WHAT THIS TASK INVOLVES →
Take each line containing "JSON" and report it exactly as written.

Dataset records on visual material
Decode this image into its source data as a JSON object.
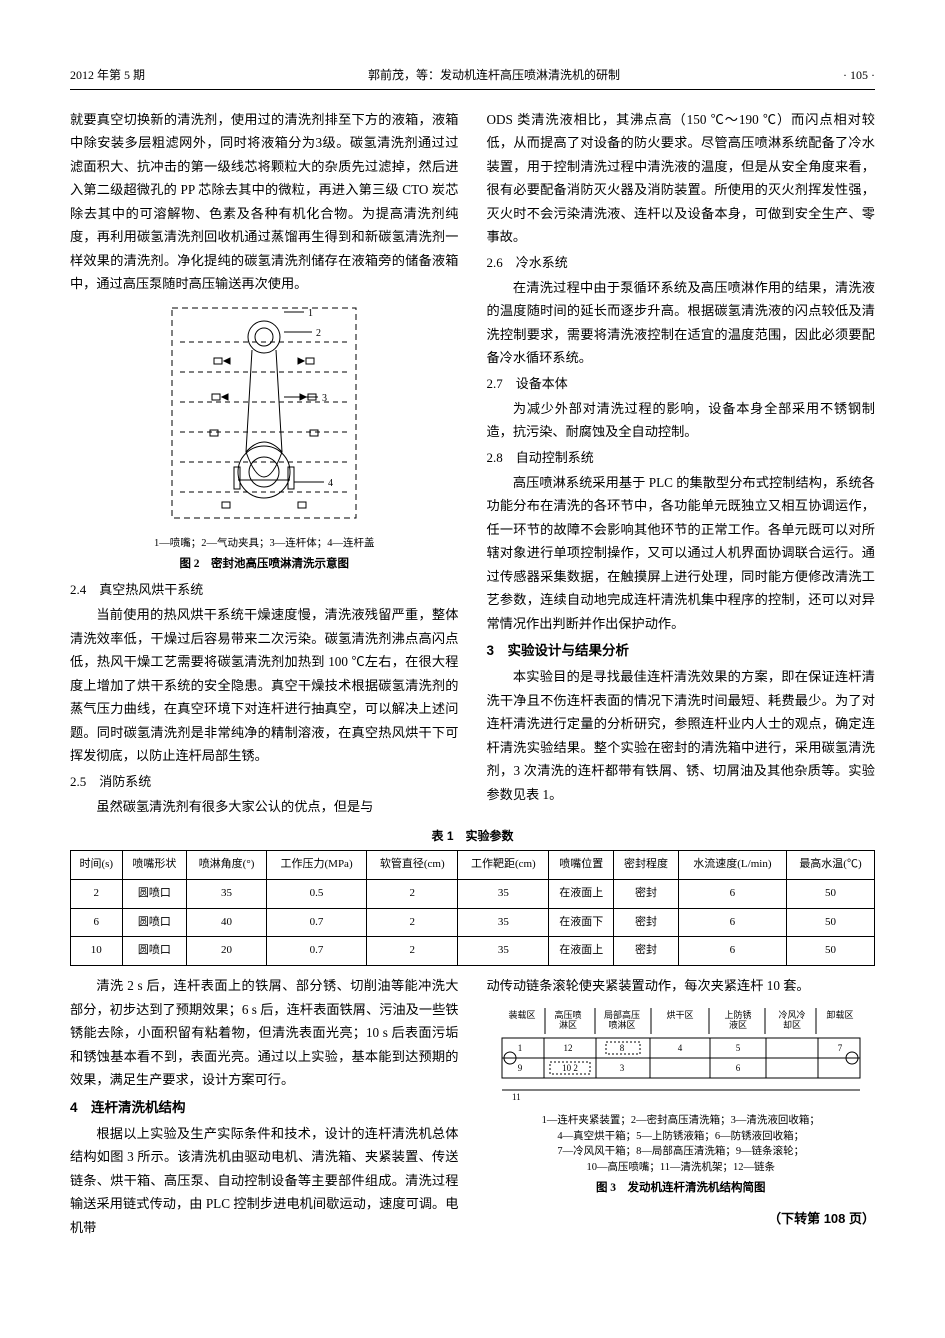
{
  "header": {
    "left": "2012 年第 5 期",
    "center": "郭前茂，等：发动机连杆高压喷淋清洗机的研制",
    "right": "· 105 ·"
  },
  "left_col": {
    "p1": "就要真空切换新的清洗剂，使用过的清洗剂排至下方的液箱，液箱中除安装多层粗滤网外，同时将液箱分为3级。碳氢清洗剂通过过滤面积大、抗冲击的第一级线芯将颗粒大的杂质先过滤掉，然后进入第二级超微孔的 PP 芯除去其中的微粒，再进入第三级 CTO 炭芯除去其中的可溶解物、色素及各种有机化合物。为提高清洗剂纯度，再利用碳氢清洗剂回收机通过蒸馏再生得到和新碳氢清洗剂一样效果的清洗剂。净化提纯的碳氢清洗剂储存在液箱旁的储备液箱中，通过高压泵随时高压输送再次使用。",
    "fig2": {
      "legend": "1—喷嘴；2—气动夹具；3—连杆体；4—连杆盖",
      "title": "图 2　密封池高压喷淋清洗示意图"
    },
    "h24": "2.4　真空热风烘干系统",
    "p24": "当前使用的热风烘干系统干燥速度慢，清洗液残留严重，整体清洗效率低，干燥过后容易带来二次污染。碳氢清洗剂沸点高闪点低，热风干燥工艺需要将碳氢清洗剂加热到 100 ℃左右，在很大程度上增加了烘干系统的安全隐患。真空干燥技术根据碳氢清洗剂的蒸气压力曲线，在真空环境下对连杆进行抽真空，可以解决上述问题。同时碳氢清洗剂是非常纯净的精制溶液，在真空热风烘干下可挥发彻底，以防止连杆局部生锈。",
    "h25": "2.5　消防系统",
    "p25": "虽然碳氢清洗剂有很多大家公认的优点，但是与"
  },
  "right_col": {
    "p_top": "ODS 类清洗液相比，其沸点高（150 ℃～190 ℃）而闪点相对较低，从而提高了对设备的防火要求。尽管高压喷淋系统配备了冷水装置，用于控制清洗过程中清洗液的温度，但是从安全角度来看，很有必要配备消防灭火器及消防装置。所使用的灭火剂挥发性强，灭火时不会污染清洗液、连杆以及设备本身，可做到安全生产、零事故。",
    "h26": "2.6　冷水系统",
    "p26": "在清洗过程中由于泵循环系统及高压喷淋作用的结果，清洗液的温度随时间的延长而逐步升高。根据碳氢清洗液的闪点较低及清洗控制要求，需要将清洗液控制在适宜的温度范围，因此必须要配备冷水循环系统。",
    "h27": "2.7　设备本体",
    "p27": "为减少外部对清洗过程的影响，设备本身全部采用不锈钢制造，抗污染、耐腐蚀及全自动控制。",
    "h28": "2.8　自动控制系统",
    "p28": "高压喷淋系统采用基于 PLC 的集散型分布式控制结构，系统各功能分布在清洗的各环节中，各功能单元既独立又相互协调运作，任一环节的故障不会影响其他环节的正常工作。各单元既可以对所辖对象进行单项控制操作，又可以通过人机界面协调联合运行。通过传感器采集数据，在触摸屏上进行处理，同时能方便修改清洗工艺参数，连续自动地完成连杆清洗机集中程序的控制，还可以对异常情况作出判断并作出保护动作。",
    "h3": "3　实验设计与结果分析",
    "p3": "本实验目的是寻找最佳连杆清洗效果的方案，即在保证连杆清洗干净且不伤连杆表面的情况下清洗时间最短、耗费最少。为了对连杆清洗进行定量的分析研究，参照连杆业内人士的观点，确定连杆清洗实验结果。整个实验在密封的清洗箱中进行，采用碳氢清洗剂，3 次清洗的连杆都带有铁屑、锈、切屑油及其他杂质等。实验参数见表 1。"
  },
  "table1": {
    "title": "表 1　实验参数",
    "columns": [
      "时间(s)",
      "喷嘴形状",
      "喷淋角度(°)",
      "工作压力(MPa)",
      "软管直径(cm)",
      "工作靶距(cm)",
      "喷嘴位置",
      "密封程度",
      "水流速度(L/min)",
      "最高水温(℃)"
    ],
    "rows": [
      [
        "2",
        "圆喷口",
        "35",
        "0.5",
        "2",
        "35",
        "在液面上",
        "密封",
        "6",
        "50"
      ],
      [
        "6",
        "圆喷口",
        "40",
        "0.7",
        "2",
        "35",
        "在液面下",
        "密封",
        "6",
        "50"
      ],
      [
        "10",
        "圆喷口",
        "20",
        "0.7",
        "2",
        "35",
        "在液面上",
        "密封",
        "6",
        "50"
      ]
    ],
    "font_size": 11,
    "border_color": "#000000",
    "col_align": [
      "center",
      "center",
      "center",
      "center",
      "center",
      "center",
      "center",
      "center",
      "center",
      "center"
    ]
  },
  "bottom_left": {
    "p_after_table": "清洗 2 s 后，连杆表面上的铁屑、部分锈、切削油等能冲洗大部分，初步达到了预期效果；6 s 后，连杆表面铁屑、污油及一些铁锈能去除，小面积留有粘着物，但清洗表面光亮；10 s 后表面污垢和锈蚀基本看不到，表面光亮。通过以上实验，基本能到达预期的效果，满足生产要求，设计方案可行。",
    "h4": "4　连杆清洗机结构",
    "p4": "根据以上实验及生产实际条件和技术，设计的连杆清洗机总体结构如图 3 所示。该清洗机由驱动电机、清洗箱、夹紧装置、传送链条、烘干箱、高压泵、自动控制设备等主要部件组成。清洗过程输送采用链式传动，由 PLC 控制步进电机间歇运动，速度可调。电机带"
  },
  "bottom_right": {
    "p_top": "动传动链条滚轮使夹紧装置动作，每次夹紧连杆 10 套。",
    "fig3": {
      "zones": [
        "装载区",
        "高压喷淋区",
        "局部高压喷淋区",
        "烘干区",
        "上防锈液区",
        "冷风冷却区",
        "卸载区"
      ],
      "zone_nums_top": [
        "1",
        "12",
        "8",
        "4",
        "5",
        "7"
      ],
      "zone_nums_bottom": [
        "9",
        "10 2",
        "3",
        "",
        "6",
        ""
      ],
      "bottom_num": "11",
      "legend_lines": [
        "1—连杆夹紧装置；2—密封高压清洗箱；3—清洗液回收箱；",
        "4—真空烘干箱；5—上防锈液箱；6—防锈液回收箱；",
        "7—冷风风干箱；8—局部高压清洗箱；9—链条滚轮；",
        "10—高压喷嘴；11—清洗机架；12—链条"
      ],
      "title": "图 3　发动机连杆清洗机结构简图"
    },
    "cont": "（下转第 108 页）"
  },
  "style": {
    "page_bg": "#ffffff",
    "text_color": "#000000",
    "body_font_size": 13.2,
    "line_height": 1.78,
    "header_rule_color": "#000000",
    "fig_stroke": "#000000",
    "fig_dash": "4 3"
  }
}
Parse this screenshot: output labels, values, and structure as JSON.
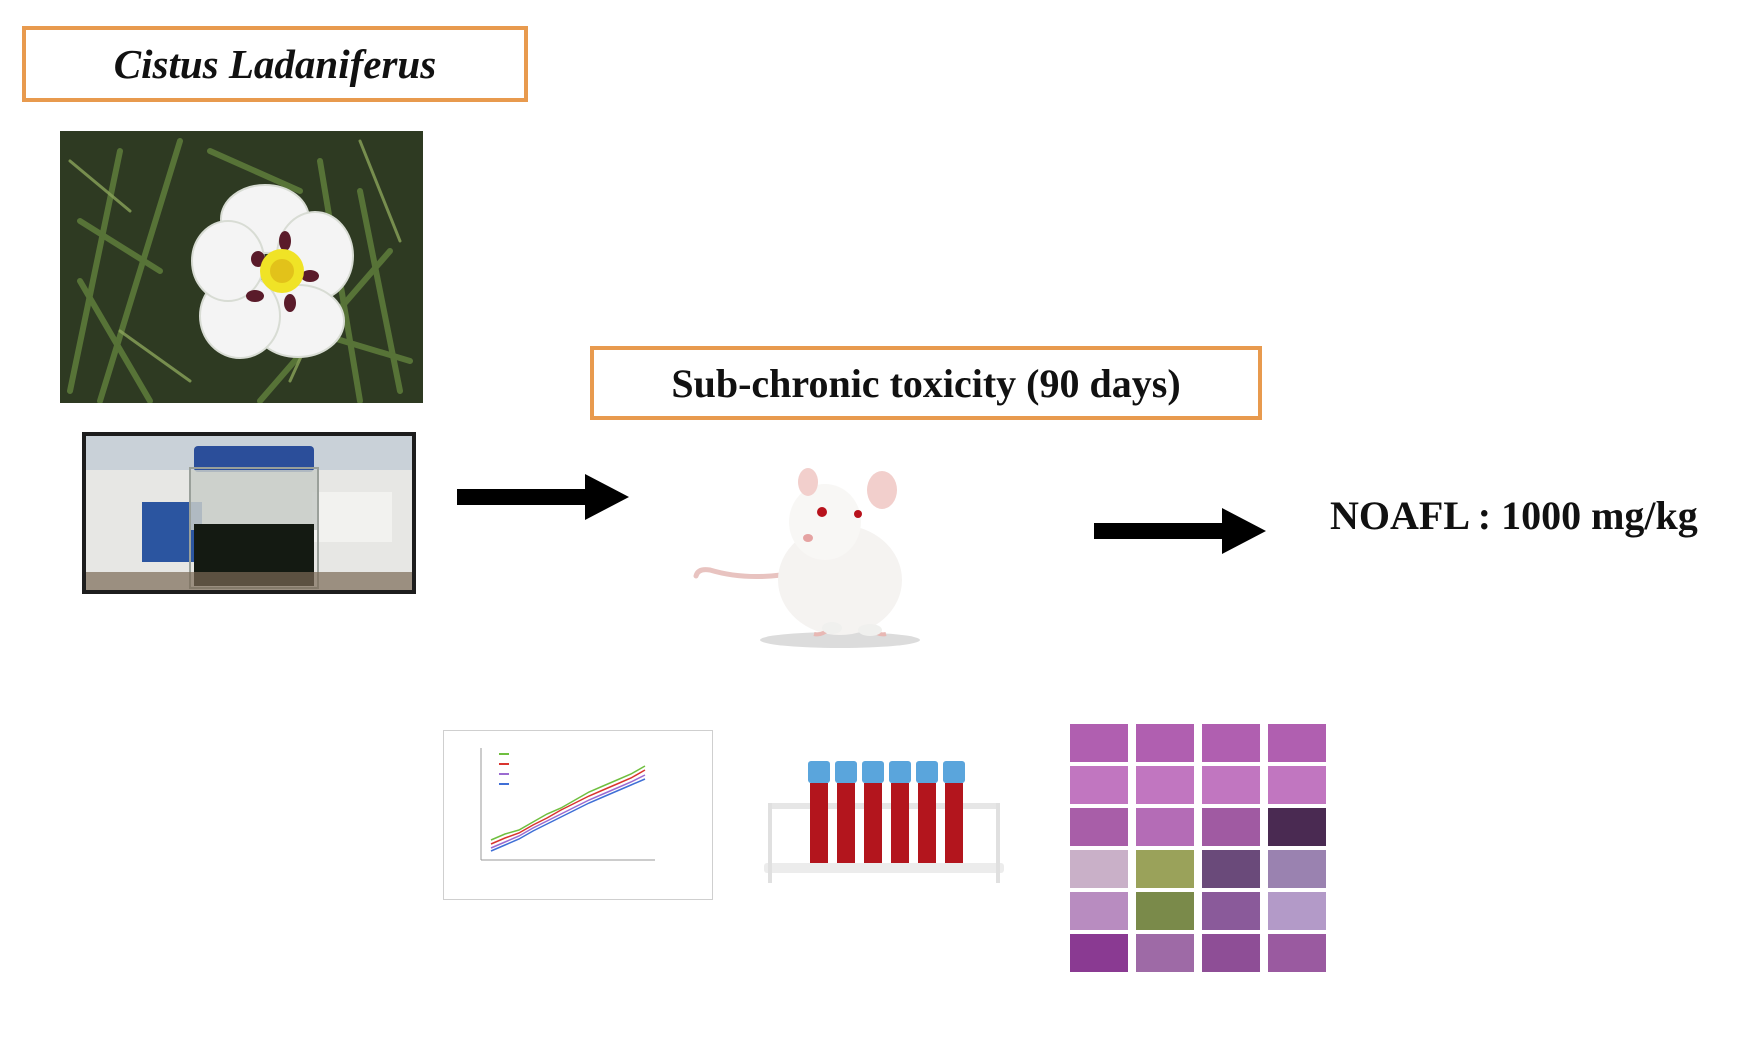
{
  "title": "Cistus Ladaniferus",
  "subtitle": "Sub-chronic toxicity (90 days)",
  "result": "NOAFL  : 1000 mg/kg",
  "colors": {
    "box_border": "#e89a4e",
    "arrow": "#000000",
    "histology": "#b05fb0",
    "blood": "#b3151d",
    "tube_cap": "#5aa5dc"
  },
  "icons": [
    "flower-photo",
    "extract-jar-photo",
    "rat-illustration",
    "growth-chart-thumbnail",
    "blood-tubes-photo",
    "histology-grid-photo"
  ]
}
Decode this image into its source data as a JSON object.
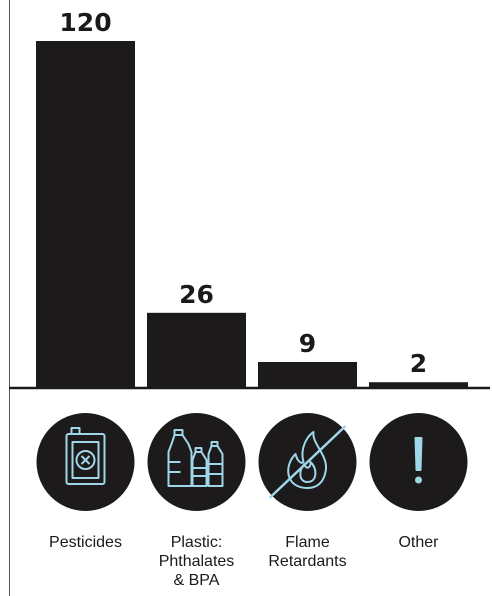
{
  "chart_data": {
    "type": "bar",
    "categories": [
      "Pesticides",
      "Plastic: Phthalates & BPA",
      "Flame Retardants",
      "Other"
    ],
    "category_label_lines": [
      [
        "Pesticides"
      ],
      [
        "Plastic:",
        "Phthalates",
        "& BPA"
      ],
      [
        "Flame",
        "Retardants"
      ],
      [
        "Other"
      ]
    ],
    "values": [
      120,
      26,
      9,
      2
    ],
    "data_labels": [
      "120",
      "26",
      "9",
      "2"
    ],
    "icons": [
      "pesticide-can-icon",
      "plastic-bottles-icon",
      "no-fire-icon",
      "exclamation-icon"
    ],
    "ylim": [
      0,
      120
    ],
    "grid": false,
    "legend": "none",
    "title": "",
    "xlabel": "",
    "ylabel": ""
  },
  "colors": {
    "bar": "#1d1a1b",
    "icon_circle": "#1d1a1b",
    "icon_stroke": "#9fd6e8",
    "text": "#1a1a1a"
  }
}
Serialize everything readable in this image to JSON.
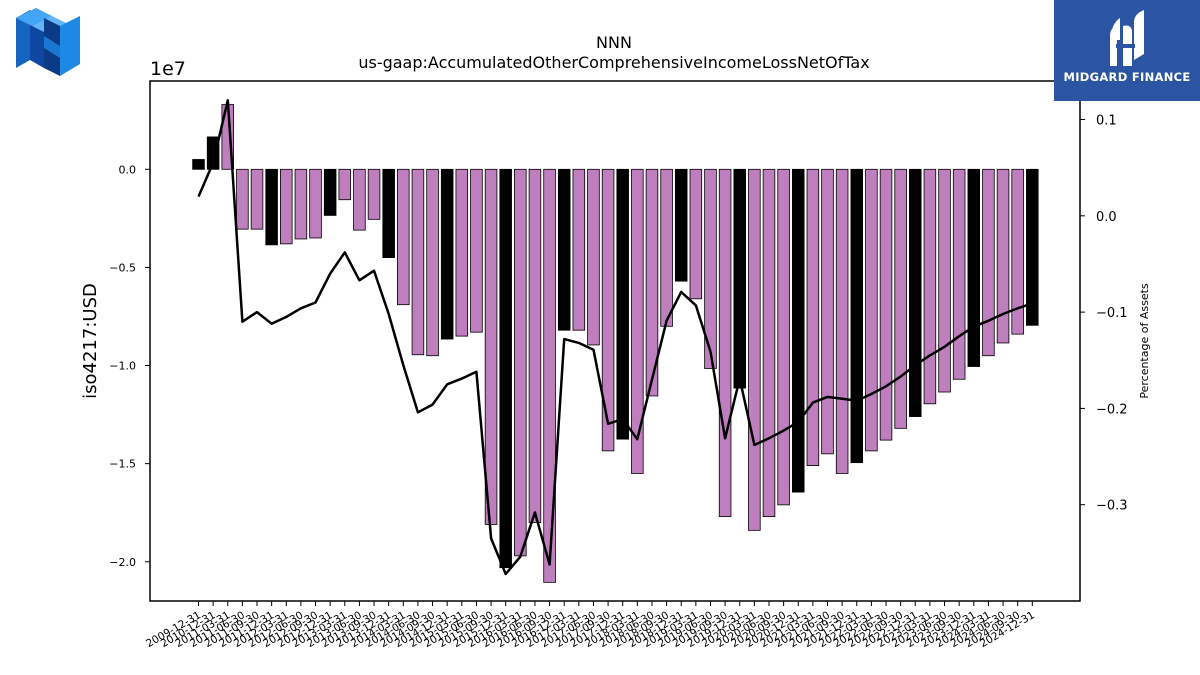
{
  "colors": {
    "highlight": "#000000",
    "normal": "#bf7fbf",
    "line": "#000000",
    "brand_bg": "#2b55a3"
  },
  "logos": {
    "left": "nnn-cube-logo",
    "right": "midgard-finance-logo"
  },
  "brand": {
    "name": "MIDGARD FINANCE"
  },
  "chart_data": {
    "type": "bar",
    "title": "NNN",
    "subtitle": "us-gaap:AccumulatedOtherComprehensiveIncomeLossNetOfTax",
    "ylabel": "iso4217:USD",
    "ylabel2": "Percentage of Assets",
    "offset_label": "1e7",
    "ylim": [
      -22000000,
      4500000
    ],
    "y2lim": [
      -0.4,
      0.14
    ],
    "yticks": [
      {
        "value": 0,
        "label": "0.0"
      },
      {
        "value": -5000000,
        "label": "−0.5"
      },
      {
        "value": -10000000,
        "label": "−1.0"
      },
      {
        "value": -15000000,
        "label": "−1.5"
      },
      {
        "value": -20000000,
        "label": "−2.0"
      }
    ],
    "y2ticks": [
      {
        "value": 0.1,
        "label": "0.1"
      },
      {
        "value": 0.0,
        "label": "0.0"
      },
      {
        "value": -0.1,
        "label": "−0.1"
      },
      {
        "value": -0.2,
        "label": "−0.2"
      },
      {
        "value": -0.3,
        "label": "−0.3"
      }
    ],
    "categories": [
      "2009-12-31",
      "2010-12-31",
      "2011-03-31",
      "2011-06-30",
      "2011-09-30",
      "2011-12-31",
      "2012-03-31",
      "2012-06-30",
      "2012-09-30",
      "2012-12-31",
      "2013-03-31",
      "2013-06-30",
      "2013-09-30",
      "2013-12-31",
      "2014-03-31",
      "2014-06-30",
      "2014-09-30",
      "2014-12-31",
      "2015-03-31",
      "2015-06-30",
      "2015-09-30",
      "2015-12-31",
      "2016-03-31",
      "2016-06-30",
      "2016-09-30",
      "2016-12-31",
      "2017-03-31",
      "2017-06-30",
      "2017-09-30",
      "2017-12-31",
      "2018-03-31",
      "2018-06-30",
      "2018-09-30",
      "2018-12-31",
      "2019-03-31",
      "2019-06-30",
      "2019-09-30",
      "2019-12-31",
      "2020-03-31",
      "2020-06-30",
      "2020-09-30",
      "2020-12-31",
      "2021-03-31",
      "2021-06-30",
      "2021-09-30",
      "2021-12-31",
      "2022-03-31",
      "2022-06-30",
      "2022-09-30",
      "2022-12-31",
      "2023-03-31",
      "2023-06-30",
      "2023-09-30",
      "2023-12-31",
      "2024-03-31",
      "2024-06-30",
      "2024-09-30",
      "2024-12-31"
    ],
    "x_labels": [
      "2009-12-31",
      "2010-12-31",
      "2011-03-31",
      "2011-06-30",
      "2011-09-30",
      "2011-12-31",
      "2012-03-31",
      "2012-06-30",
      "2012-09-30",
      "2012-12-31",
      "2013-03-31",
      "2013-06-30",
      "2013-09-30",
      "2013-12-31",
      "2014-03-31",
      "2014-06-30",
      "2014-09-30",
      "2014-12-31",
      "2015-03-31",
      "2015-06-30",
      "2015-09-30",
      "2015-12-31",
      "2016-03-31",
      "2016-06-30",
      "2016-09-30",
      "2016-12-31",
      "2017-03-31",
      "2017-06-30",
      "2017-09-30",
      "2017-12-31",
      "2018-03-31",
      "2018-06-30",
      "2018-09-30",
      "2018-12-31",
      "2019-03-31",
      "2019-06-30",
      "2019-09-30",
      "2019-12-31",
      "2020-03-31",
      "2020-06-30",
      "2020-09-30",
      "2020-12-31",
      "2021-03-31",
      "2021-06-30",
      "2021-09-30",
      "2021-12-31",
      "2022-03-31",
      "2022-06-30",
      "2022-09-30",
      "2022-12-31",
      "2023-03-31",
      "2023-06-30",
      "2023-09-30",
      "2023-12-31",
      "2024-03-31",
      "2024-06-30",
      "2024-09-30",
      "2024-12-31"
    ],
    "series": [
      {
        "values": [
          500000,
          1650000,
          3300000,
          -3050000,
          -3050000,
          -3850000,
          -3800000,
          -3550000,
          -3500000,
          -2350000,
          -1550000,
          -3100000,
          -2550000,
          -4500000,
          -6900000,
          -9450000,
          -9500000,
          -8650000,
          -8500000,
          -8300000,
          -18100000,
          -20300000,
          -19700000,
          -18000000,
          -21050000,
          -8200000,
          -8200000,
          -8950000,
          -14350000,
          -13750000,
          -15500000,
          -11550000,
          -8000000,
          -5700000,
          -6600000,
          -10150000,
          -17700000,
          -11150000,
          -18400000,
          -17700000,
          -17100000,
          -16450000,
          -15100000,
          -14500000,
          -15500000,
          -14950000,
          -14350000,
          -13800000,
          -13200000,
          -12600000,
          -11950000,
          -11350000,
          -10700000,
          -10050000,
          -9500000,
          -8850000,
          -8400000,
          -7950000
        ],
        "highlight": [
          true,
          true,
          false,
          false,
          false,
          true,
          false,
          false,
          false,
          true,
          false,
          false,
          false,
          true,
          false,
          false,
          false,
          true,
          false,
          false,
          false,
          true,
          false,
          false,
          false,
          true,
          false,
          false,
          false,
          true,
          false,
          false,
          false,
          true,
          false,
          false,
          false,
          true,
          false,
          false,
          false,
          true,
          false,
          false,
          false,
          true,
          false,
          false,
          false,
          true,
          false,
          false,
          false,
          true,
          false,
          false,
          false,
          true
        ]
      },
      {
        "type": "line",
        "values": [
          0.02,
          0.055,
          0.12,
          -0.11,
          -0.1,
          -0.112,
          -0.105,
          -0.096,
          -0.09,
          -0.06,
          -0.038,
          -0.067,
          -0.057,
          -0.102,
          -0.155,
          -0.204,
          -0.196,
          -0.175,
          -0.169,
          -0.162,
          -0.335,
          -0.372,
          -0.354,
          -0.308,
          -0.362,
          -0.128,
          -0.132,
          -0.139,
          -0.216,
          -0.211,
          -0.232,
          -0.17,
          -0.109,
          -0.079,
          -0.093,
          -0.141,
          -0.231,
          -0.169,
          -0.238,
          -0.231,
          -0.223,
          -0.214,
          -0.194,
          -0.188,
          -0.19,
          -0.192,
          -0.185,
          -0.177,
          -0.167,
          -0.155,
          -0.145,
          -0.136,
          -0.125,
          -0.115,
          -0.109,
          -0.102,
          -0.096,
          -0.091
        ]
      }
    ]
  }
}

FINAL ANSWER →
Decode this image into its source data as a JSON object.
Parse this screenshot: output labels, values, and structure as JSON.
Decode this image into its source data as a JSON object.
Serialize everything readable in this image to JSON.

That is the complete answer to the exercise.